Every line of the material below should be copied exactly.

***

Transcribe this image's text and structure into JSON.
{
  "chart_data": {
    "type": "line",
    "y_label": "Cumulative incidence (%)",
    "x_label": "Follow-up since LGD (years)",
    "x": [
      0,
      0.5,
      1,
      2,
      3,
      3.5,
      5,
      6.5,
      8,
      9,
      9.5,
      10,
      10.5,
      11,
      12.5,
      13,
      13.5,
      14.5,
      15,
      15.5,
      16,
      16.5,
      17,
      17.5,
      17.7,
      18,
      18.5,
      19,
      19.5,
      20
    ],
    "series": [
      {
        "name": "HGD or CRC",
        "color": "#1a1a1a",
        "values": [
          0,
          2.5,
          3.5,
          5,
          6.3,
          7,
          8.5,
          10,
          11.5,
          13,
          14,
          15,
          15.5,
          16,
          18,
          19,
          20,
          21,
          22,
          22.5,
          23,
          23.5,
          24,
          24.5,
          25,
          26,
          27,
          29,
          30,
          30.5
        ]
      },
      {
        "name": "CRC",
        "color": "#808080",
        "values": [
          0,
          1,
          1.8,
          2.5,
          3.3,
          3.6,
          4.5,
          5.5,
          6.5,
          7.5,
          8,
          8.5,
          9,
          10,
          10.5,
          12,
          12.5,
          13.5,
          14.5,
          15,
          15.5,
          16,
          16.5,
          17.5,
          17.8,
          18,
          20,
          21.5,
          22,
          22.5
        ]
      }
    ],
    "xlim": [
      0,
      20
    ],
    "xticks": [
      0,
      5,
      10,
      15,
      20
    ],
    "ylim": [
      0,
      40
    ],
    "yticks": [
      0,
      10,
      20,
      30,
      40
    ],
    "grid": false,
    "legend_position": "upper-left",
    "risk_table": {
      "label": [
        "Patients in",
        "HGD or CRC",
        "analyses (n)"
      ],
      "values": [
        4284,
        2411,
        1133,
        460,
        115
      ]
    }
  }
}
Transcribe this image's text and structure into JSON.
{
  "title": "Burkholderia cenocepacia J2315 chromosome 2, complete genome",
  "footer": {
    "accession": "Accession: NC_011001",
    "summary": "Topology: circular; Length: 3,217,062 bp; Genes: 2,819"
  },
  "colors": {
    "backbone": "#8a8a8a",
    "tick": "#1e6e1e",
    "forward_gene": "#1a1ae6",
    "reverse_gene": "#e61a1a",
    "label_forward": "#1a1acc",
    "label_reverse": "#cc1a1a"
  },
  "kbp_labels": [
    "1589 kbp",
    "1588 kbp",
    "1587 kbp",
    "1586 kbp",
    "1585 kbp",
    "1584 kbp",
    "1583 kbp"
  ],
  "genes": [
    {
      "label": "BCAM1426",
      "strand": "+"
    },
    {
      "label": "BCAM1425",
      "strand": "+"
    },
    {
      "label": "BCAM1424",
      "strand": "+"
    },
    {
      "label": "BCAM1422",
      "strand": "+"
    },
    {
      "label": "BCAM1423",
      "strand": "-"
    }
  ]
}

***

- YOUR SOLUTION:
Transcribe this image's text and structure into JSON.
{
  "chart_data": {
    "type": "line",
    "y_label": "Cumulative incidence (%)",
    "x_label": "Follow-up since LGD (years)",
    "x": [
      0,
      0.5,
      1,
      2,
      3,
      3.5,
      5,
      6.5,
      8,
      9,
      9.5,
      10,
      10.5,
      11,
      12.5,
      13,
      13.5,
      14.5,
      15,
      15.5,
      16,
      16.5,
      17,
      17.5,
      17.7,
      18,
      18.5,
      19,
      19.5,
      20
    ],
    "series": [
      {
        "name": "HGD or CRC",
        "color": "#1a1a1a",
        "values": [
          0,
          2.5,
          3.5,
          5,
          6.3,
          7,
          8.5,
          10,
          11.5,
          13,
          14,
          15,
          15.5,
          16,
          18,
          19,
          20,
          21,
          22,
          22.5,
          23,
          23.5,
          24,
          24.5,
          25,
          26,
          27,
          29,
          30,
          30.5
        ]
      },
      {
        "name": "CRC",
        "color": "#808080",
        "values": [
          0,
          1,
          1.8,
          2.5,
          3.3,
          3.6,
          4.5,
          5.5,
          6.5,
          7.5,
          8,
          8.5,
          9,
          10,
          10.5,
          12,
          12.5,
          13.5,
          14.5,
          15,
          15.5,
          16,
          16.5,
          17.5,
          17.8,
          18,
          20,
          21.5,
          22,
          22.5
        ]
      }
    ],
    "xlim": [
      0,
      20
    ],
    "xticks": [
      0,
      5,
      10,
      15,
      20
    ],
    "ylim": [
      0,
      40
    ],
    "yticks": [
      0,
      10,
      20,
      30,
      40
    ],
    "grid": false,
    "legend_position": "upper-left",
    "risk_table": {
      "label": [
        "Patients in",
        "HGD or CRC",
        "analyses (n)"
      ],
      "values": [
        4284,
        2411,
        1133,
        460,
        115
      ]
    }
  }
}
Transcribe this image's text and structure into JSON.
{
  "title": "Burkholderia cenocepacia J2315 chromosome 2, complete genome",
  "footer": {
    "accession": "Accession: NC_011001",
    "summary": "Topology: circular; Length: 3,217,062 bp; Genes: 2,819"
  },
  "colors": {
    "backbone": "#8a8a8a",
    "tick": "#1e6e1e",
    "forward_gene": "#1a1ae6",
    "reverse_gene": "#e61a1a",
    "label_forward": "#1a1acc",
    "label_reverse": "#cc1a1a"
  },
  "kbp_labels": [
    "1589 kbp",
    "1588 kbp",
    "1587 kbp",
    "1586 kbp",
    "1585 kbp",
    "1584 kbp",
    "1583 kbp"
  ],
  "genes": [
    {
      "label": "BCAM1426",
      "strand": "+"
    },
    {
      "label": "BCAM1425",
      "strand": "+"
    },
    {
      "label": "BCAM1424",
      "strand": "+"
    },
    {
      "label": "BCAM1422",
      "strand": "+"
    },
    {
      "label": "BCAM1423",
      "strand": "-"
    }
  ]
}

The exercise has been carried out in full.